For the listing below, give the count of lines containing "precipitate", and no other text.

= = = = = = =

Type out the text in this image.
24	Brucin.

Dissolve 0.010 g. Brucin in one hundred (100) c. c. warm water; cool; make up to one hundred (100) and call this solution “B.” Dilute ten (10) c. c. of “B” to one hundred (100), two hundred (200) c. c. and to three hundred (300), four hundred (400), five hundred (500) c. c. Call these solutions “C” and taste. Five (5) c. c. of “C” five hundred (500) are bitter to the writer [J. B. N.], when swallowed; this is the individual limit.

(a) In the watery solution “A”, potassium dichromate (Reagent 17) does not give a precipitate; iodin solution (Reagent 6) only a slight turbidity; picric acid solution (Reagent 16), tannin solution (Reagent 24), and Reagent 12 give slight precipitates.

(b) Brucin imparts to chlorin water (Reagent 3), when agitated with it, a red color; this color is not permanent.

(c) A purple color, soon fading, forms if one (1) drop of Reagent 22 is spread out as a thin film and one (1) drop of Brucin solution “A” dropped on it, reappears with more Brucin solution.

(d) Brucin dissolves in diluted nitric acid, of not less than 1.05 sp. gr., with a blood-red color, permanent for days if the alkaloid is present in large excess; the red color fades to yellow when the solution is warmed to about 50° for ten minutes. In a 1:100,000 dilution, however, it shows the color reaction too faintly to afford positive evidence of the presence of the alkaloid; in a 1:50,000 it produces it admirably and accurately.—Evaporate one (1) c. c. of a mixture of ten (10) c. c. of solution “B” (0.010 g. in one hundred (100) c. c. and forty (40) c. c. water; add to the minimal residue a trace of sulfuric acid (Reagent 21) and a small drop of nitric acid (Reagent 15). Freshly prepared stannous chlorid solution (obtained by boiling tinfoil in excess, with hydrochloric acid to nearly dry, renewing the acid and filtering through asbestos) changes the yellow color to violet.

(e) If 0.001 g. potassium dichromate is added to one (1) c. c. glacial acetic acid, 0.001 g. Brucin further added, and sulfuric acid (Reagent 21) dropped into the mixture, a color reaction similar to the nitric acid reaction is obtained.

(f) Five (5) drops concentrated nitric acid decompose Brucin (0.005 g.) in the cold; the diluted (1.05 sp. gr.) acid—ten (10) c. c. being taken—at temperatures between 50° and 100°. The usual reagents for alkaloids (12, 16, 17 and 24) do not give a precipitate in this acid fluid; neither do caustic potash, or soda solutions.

= = = = = = =

Exercise answer: 2